═══ Material shown

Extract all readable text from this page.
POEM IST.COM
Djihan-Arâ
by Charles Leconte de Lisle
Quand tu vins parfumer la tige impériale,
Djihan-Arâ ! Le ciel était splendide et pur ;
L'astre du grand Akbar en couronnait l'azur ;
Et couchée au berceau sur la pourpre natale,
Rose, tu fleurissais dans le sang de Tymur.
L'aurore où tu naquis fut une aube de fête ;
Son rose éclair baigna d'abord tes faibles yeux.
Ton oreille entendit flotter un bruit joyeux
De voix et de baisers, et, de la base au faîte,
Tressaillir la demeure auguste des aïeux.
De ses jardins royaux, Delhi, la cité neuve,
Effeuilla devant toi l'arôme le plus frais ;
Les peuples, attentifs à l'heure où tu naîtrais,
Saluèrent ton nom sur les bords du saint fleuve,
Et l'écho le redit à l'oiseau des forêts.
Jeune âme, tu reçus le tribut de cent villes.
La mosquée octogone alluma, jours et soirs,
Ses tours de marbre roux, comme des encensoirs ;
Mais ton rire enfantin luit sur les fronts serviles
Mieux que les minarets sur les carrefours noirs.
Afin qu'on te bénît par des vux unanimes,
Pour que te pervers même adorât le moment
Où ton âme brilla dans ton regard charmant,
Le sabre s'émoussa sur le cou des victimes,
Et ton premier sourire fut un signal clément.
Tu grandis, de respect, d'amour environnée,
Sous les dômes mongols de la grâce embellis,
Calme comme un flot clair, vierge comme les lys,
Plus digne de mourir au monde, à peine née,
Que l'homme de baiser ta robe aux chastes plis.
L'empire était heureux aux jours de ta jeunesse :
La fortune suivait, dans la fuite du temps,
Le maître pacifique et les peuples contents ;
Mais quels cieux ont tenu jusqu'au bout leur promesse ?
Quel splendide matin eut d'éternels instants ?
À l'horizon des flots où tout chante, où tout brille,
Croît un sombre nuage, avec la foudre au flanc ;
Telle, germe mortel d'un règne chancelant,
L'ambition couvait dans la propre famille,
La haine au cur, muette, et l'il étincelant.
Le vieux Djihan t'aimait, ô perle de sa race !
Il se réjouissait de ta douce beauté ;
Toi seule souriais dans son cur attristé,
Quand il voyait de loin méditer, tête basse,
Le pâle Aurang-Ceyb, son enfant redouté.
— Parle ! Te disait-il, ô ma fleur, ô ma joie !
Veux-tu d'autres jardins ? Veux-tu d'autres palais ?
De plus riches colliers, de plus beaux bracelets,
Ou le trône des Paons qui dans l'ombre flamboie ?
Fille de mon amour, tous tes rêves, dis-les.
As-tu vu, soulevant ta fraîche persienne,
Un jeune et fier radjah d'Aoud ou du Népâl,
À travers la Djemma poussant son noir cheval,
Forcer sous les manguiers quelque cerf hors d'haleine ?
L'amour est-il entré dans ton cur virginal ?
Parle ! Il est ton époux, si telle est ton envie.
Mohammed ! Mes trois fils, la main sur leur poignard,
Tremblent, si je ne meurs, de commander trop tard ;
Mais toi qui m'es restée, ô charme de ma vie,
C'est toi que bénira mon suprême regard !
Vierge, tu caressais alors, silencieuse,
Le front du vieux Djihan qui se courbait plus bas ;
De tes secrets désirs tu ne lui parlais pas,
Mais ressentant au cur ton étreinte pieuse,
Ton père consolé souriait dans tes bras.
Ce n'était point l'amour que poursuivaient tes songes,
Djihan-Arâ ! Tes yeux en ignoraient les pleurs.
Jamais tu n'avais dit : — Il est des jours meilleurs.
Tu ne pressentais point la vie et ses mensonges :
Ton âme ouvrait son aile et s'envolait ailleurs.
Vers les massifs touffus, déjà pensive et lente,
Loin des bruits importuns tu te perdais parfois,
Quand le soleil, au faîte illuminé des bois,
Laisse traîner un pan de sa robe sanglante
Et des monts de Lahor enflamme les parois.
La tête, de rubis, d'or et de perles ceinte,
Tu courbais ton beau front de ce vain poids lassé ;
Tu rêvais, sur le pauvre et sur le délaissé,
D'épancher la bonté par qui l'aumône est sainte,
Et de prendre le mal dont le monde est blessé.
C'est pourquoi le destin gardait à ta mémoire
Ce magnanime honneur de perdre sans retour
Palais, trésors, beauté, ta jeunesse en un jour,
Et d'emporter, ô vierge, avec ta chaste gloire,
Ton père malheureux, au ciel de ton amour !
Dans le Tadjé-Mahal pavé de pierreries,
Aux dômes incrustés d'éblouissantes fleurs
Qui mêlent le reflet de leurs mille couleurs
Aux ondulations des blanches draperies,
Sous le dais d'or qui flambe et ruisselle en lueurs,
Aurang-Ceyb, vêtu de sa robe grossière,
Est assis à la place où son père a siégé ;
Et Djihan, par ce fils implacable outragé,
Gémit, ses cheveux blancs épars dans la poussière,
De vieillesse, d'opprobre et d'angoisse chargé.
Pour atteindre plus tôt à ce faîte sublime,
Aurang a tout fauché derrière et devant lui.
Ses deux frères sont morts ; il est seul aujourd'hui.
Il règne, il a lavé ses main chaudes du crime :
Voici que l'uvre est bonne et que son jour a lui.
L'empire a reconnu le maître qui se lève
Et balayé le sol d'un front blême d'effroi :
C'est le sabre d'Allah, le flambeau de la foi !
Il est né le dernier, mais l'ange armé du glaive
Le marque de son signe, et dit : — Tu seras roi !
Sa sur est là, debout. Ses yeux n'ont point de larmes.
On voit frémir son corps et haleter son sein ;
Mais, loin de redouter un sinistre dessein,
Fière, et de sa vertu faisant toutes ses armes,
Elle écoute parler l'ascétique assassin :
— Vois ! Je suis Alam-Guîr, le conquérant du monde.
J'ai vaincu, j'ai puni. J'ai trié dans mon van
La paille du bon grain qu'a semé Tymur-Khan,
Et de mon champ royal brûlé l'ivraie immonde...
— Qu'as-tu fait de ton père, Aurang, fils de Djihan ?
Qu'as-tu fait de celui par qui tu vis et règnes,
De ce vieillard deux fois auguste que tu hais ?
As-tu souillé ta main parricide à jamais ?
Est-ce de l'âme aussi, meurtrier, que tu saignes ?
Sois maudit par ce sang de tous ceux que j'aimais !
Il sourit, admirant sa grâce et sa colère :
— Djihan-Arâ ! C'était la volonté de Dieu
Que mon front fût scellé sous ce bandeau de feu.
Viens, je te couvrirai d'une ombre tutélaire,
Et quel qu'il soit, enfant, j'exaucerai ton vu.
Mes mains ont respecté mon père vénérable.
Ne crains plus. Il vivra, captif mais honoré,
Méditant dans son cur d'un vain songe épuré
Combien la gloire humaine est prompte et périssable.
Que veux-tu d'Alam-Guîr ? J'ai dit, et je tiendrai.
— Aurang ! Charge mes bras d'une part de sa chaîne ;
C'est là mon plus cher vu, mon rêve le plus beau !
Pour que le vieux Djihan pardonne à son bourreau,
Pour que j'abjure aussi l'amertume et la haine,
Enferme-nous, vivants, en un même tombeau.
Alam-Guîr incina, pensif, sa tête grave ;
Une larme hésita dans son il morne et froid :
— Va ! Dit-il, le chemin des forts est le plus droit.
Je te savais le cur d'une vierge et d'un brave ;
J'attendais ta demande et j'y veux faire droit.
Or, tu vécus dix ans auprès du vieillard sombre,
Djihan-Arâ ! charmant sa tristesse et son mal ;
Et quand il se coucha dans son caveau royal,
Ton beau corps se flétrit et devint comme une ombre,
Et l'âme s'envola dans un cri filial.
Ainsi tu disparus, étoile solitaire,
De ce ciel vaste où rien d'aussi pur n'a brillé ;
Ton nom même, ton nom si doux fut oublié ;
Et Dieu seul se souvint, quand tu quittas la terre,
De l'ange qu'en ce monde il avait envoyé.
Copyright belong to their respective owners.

══════

### Directive
Transcribe the whole listing exactly.

### Finished task
Extract all readable text from this page.
POEM IST.COM
Djihan-Arâ
by Charles Leconte de Lisle
Quand tu vins parfumer la tige impériale,
Djihan-Arâ ! Le ciel était splendide et pur ;
L'astre du grand Akbar en couronnait l'azur ;
Et couchée au berceau sur la pourpre natale,
Rose, tu fleurissais dans le sang de Tymur.
L'aurore où tu naquis fut une aube de fête ;
Son rose éclair baigna d'abord tes faibles yeux.
Ton oreille entendit flotter un bruit joyeux
De voix et de baisers, et, de la base au faîte,
Tressaillir la demeure auguste des aïeux.
De ses jardins royaux, Delhi, la cité neuve,
Effeuilla devant toi l'arôme le plus frais ;
Les peuples, attentifs à l'heure où tu naîtrais,
Saluèrent ton nom sur les bords du saint fleuve,
Et l'écho le redit à l'oiseau des forêts.
Jeune âme, tu reçus le tribut de cent villes.
La mosquée octogone alluma, jours et soirs,
Ses tours de marbre roux, comme des encensoirs ;
Mais ton rire enfantin luit sur les fronts serviles
Mieux que les minarets sur les carrefours noirs.
Afin qu'on te bénît par des vux unanimes,
Pour que te pervers même adorât le moment
Où ton âme brilla dans ton regard charmant,
Le sabre s'émoussa sur le cou des victimes,
Et ton premier sourire fut un signal clément.
Tu grandis, de respect, d'amour environnée,
Sous les dômes mongols de la grâce embellis,
Calme comme un flot clair, vierge comme les lys,
Plus digne de mourir au monde, à peine née,
Que l'homme de baiser ta robe aux chastes plis.
L'empire était heureux aux jours de ta jeunesse :
La fortune suivait, dans la fuite du temps,
Le maître pacifique et les peuples contents ;
Mais quels cieux ont tenu jusqu'au bout leur promesse ?
Quel splendide matin eut d'éternels instants ?
À l'horizon des flots où tout chante, où tout brille,
Croît un sombre nuage, avec la foudre au flanc ;
Telle, germe mortel d'un règne chancelant,
L'ambition couvait dans la propre famille,
La haine au cur, muette, et l'il étincelant.
Le vieux Djihan t'aimait, ô perle de sa race !
Il se réjouissait de ta douce beauté ;
Toi seule souriais dans son cur attristé,
Quand il voyait de loin méditer, tête basse,
Le pâle Aurang-Ceyb, son enfant redouté.
— Parle ! Te disait-il, ô ma fleur, ô ma joie !
Veux-tu d'autres jardins ? Veux-tu d'autres palais ?
De plus riches colliers, de plus beaux bracelets,
Ou le trône des Paons qui dans l'ombre flamboie ?
Fille de mon amour, tous tes rêves, dis-les.
As-tu vu, soulevant ta fraîche persienne,
Un jeune et fier radjah d'Aoud ou du Népâl,
À travers la Djemma poussant son noir cheval,
Forcer sous les manguiers quelque cerf hors d'haleine ?
L'amour est-il entré dans ton cur virginal ?
Parle ! Il est ton époux, si telle est ton envie.
Mohammed ! Mes trois fils, la main sur leur poignard,
Tremblent, si je ne meurs, de commander trop tard ;
Mais toi qui m'es restée, ô charme de ma vie,
C'est toi que bénira mon suprême regard !
Vierge, tu caressais alors, silencieuse,
Le front du vieux Djihan qui se courbait plus bas ;
De tes secrets désirs tu ne lui parlais pas,
Mais ressentant au cur ton étreinte pieuse,
Ton père consolé souriait dans tes bras.
Ce n'était point l'amour que poursuivaient tes songes,
Djihan-Arâ ! Tes yeux en ignoraient les pleurs.
Jamais tu n'avais dit : — Il est des jours meilleurs.
Tu ne pressentais point la vie et ses mensonges :
Ton âme ouvrait son aile et s'envolait ailleurs.
Vers les massifs touffus, déjà pensive et lente,
Loin des bruits importuns tu te perdais parfois,
Quand le soleil, au faîte illuminé des bois,
Laisse traîner un pan de sa robe sanglante
Et des monts de Lahor enflamme les parois.
La tête, de rubis, d'or et de perles ceinte,
Tu courbais ton beau front de ce vain poids lassé ;
Tu rêvais, sur le pauvre et sur le délaissé,
D'épancher la bonté par qui l'aumône est sainte,
Et de prendre le mal dont le monde est blessé.
C'est pourquoi le destin gardait à ta mémoire
Ce magnanime honneur de perdre sans retour
Palais, trésors, beauté, ta jeunesse en un jour,
Et d'emporter, ô vierge, avec ta chaste gloire,
Ton père malheureux, au ciel de ton amour !
Dans le Tadjé-Mahal pavé de pierreries,
Aux dômes incrustés d'éblouissantes fleurs
Qui mêlent le reflet de leurs mille couleurs
Aux ondulations des blanches draperies,
Sous le dais d'or qui flambe et ruisselle en lueurs,
Aurang-Ceyb, vêtu de sa robe grossière,
Est assis à la place où son père a siégé ;
Et Djihan, par ce fils implacable outragé,
Gémit, ses cheveux blancs épars dans la poussière,
De vieillesse, d'opprobre et d'angoisse chargé.
Pour atteindre plus tôt à ce faîte sublime,
Aurang a tout fauché derrière et devant lui.
Ses deux frères sont morts ; il est seul aujourd'hui.
Il règne, il a lavé ses main chaudes du crime :
Voici que l'uvre est bonne et que son jour a lui.
L'empire a reconnu le maître qui se lève
Et balayé le sol d'un front blême d'effroi :
C'est le sabre d'Allah, le flambeau de la foi !
Il est né le dernier, mais l'ange armé du glaive
Le marque de son signe, et dit : — Tu seras roi !
Sa sur est là, debout. Ses yeux n'ont point de larmes.
On voit frémir son corps et haleter son sein ;
Mais, loin de redouter un sinistre dessein,
Fière, et de sa vertu faisant toutes ses armes,
Elle écoute parler l'ascétique assassin :
— Vois ! Je suis Alam-Guîr, le conquérant du monde.
J'ai vaincu, j'ai puni. J'ai trié dans mon van
La paille du bon grain qu'a semé Tymur-Khan,
Et de mon champ royal brûlé l'ivraie immonde...
— Qu'as-tu fait de ton père, Aurang, fils de Djihan ?
Qu'as-tu fait de celui par qui tu vis et règnes,
De ce vieillard deux fois auguste que tu hais ?
As-tu souillé ta main parricide à jamais ?
Est-ce de l'âme aussi, meurtrier, que tu saignes ?
Sois maudit par ce sang de tous ceux que j'aimais !
Il sourit, admirant sa grâce et sa colère :
— Djihan-Arâ ! C'était la volonté de Dieu
Que mon front fût scellé sous ce bandeau de feu.
Viens, je te couvrirai d'une ombre tutélaire,
Et quel qu'il soit, enfant, j'exaucerai ton vu.
Mes mains ont respecté mon père vénérable.
Ne crains plus. Il vivra, captif mais honoré,
Méditant dans son cur d'un vain songe épuré
Combien la gloire humaine est prompte et périssable.
Que veux-tu d'Alam-Guîr ? J'ai dit, et je tiendrai.
— Aurang ! Charge mes bras d'une part de sa chaîne ;
C'est là mon plus cher vu, mon rêve le plus beau !
Pour que le vieux Djihan pardonne à son bourreau,
Pour que j'abjure aussi l'amertume et la haine,
Enferme-nous, vivants, en un même tombeau.
Alam-Guîr incina, pensif, sa tête grave ;
Une larme hésita dans son il morne et froid :
— Va ! Dit-il, le chemin des forts est le plus droit.
Je te savais le cur d'une vierge et d'un brave ;
J'attendais ta demande et j'y veux faire droit.
Or, tu vécus dix ans auprès du vieillard sombre,
Djihan-Arâ ! charmant sa tristesse et son mal ;
Et quand il se coucha dans son caveau royal,
Ton beau corps se flétrit et devint comme une ombre,
Et l'âme s'envola dans un cri filial.
Ainsi tu disparus, étoile solitaire,
De ce ciel vaste où rien d'aussi pur n'a brillé ;
Ton nom même, ton nom si doux fut oublié ;
Et Dieu seul se souvint, quand tu quittas la terre,
De l'ange qu'en ce monde il avait envoyé.
Copyright belong to their respective owners.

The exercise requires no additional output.